_Written instruction_
Would it be possible to quote, exactly and in full, the lines from the one with "Read this page and output its text content." through the end of the entries below?

_Data for this exercise_
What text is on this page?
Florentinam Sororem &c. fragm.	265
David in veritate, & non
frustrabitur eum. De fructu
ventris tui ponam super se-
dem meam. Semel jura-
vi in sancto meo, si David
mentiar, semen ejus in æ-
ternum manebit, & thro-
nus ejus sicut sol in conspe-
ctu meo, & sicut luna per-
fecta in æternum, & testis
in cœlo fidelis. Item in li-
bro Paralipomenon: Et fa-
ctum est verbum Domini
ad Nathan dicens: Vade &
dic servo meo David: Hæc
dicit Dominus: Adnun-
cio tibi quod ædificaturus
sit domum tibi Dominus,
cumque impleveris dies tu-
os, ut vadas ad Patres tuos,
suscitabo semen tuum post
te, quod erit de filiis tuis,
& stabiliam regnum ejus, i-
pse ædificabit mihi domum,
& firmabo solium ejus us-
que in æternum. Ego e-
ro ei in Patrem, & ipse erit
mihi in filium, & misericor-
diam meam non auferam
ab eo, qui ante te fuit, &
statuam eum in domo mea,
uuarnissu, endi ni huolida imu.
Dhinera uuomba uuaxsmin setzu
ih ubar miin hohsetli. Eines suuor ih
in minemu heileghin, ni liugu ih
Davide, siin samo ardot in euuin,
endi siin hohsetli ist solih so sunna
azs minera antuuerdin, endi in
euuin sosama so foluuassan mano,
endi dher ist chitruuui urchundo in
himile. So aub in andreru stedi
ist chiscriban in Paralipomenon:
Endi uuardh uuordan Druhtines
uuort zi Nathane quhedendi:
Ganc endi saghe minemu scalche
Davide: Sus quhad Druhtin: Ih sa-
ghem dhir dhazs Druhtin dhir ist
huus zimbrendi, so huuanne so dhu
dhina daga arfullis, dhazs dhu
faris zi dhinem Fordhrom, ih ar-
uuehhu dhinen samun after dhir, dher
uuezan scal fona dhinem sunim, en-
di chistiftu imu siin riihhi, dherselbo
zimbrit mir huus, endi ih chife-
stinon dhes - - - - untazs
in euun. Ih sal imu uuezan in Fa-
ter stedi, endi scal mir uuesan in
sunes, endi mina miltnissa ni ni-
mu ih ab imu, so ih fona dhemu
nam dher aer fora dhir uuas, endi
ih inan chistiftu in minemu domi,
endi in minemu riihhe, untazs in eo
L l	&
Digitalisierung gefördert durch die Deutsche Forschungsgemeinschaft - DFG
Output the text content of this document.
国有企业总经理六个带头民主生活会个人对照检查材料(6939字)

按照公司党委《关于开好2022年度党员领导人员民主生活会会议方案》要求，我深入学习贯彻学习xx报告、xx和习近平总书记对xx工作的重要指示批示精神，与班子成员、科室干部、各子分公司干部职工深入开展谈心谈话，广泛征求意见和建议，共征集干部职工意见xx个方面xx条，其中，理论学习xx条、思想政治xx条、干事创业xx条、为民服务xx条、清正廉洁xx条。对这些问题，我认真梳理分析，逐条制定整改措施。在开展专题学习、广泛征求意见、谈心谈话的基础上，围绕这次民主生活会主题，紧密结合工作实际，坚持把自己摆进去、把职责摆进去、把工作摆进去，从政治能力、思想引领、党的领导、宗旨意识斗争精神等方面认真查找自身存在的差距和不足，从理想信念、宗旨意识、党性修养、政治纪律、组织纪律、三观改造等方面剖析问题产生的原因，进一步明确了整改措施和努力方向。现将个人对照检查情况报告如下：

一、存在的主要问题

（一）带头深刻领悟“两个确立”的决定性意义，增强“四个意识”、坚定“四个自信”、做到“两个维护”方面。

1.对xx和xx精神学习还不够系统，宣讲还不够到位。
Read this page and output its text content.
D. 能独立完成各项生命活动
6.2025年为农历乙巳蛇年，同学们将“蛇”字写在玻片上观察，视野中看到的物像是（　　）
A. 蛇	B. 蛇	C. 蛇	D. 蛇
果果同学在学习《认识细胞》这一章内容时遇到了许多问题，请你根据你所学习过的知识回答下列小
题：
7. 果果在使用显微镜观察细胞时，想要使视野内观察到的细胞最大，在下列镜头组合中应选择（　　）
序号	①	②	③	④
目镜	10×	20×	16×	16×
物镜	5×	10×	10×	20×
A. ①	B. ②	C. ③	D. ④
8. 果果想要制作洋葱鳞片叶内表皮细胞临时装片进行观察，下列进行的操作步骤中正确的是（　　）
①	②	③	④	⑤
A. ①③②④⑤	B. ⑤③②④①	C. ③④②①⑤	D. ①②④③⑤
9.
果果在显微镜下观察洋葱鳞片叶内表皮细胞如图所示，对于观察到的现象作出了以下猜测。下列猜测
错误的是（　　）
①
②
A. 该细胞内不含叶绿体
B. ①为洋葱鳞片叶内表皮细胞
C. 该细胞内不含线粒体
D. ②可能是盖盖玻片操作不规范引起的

_Solution to the problem_
Read this page and output its text content.
D. 能独立完成各项生命活动
6.2025年为农历乙巳蛇年，同学们将“蛇”字写在玻片上观察，视野中看到的物像是（　　）
A. 蛇	B. 蛇	C. 蛇	D. 蛇
果果同学在学习《认识细胞》这一章内容时遇到了许多问题，请你根据你所学习过的知识回答下列小
题：
7. 果果在使用显微镜观察细胞时，想要使视野内观察到的细胞最大，在下列镜头组合中应选择（　　）
序号	①	②	③	④
目镜	10×	20×	16×	16×
物镜	5×	10×	10×	20×
A. ①	B. ②	C. ③	D. ④
8. 果果想要制作洋葱鳞片叶内表皮细胞临时装片进行观察，下列进行的操作步骤中正确的是（　　）
①	②	③	④	⑤
A. ①③②④⑤	B. ⑤③②④①	C. ③④②①⑤	D. ①②④③⑤
9.
果果在显微镜下观察洋葱鳞片叶内表皮细胞如图所示，对于观察到的现象作出了以下猜测。下列猜测
错误的是（　　）
①
②
A. 该细胞内不含叶绿体
B. ①为洋葱鳞片叶内表皮细胞
C. 该细胞内不含线粒体
D. ②可能是盖盖玻片操作不规范引起的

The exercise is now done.